# GIVEN PROBLEM
Reproduce all the lines exactly as they stand, apart from the pictures.

··· GIVEN INFORMATION ···

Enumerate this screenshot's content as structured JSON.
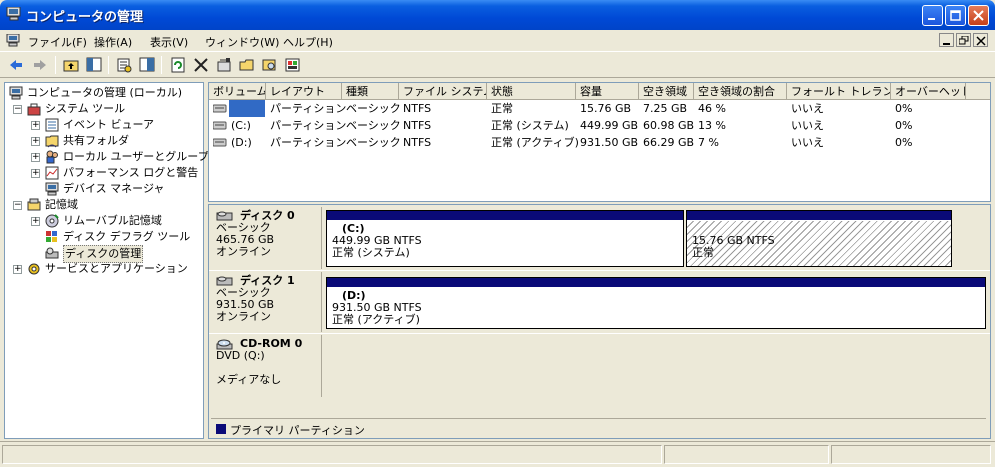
{
  "window": {
    "title": "コンピュータの管理"
  },
  "menu": {
    "file": "ファイル(F)",
    "action": "操作(A)",
    "view": "表示(V)",
    "window": "ウィンドウ(W)",
    "help": "ヘルプ(H)"
  },
  "tree": {
    "root": "コンピュータの管理 (ローカル)",
    "system_tools": "システム ツール",
    "event_viewer": "イベント ビューア",
    "shared_folders": "共有フォルダ",
    "local_users": "ローカル ユーザーとグループ",
    "perf_logs": "パフォーマンス ログと警告",
    "device_manager": "デバイス マネージャ",
    "storage": "記憶域",
    "removable": "リムーバブル記憶域",
    "defrag": "ディスク デフラグ ツール",
    "disk_mgmt": "ディスクの管理",
    "services": "サービスとアプリケーション"
  },
  "list": {
    "headers": [
      "ボリューム",
      "レイアウト",
      "種類",
      "ファイル システム",
      "状態",
      "容量",
      "空き領域",
      "空き領域の割合",
      "フォールト トレランス",
      "オーバーヘッド"
    ],
    "rows": [
      [
        "",
        "パーティション",
        "ベーシック",
        "NTFS",
        "正常",
        "15.76 GB",
        "7.25 GB",
        "46 %",
        "いいえ",
        "0%"
      ],
      [
        "(C:)",
        "パーティション",
        "ベーシック",
        "NTFS",
        "正常 (システム)",
        "449.99 GB",
        "60.98 GB",
        "13 %",
        "いいえ",
        "0%"
      ],
      [
        "(D:)",
        "パーティション",
        "ベーシック",
        "NTFS",
        "正常 (アクティブ)",
        "931.50 GB",
        "66.29 GB",
        "7 %",
        "いいえ",
        "0%"
      ]
    ]
  },
  "disks": {
    "disk0": {
      "name": "ディスク 0",
      "type": "ベーシック",
      "size": "465.76 GB",
      "status": "オンライン",
      "p1": {
        "label": "(C:)",
        "size": "449.99 GB NTFS",
        "state": "正常 (システム)"
      },
      "p2": {
        "size": "15.76 GB NTFS",
        "state": "正常"
      }
    },
    "disk1": {
      "name": "ディスク 1",
      "type": "ベーシック",
      "size": "931.50 GB",
      "status": "オンライン",
      "p1": {
        "label": "(D:)",
        "size": "931.50 GB NTFS",
        "state": "正常 (アクティブ)"
      }
    },
    "cdrom": {
      "name": "CD-ROM 0",
      "type": "DVD (Q:)",
      "status": "メディアなし"
    }
  },
  "legend": {
    "primary": "プライマリ パーティション"
  },
  "colors": {
    "partition_bar": "#0a0a78",
    "titlebar": "#0049d6"
  }
}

···

# TASK OUTPUT
Enumerate this screenshot's content as structured JSON.
{
  "window": {
    "title": "コンピュータの管理"
  },
  "menu": {
    "file": "ファイル(F)",
    "action": "操作(A)",
    "view": "表示(V)",
    "window": "ウィンドウ(W)",
    "help": "ヘルプ(H)"
  },
  "tree": {
    "root": "コンピュータの管理 (ローカル)",
    "system_tools": "システム ツール",
    "event_viewer": "イベント ビューア",
    "shared_folders": "共有フォルダ",
    "local_users": "ローカル ユーザーとグループ",
    "perf_logs": "パフォーマンス ログと警告",
    "device_manager": "デバイス マネージャ",
    "storage": "記憶域",
    "removable": "リムーバブル記憶域",
    "defrag": "ディスク デフラグ ツール",
    "disk_mgmt": "ディスクの管理",
    "services": "サービスとアプリケーション"
  },
  "list": {
    "headers": [
      "ボリューム",
      "レイアウト",
      "種類",
      "ファイル システム",
      "状態",
      "容量",
      "空き領域",
      "空き領域の割合",
      "フォールト トレランス",
      "オーバーヘッド"
    ],
    "rows": [
      [
        "",
        "パーティション",
        "ベーシック",
        "NTFS",
        "正常",
        "15.76 GB",
        "7.25 GB",
        "46 %",
        "いいえ",
        "0%"
      ],
      [
        "(C:)",
        "パーティション",
        "ベーシック",
        "NTFS",
        "正常 (システム)",
        "449.99 GB",
        "60.98 GB",
        "13 %",
        "いいえ",
        "0%"
      ],
      [
        "(D:)",
        "パーティション",
        "ベーシック",
        "NTFS",
        "正常 (アクティブ)",
        "931.50 GB",
        "66.29 GB",
        "7 %",
        "いいえ",
        "0%"
      ]
    ]
  },
  "disks": {
    "disk0": {
      "name": "ディスク 0",
      "type": "ベーシック",
      "size": "465.76 GB",
      "status": "オンライン",
      "p1": {
        "label": "(C:)",
        "size": "449.99 GB NTFS",
        "state": "正常 (システム)"
      },
      "p2": {
        "size": "15.76 GB NTFS",
        "state": "正常"
      }
    },
    "disk1": {
      "name": "ディスク 1",
      "type": "ベーシック",
      "size": "931.50 GB",
      "status": "オンライン",
      "p1": {
        "label": "(D:)",
        "size": "931.50 GB NTFS",
        "state": "正常 (アクティブ)"
      }
    },
    "cdrom": {
      "name": "CD-ROM 0",
      "type": "DVD (Q:)",
      "status": "メディアなし"
    }
  },
  "legend": {
    "primary": "プライマリ パーティション"
  },
  "colors": {
    "partition_bar": "#0a0a78",
    "titlebar": "#0049d6"
  }
}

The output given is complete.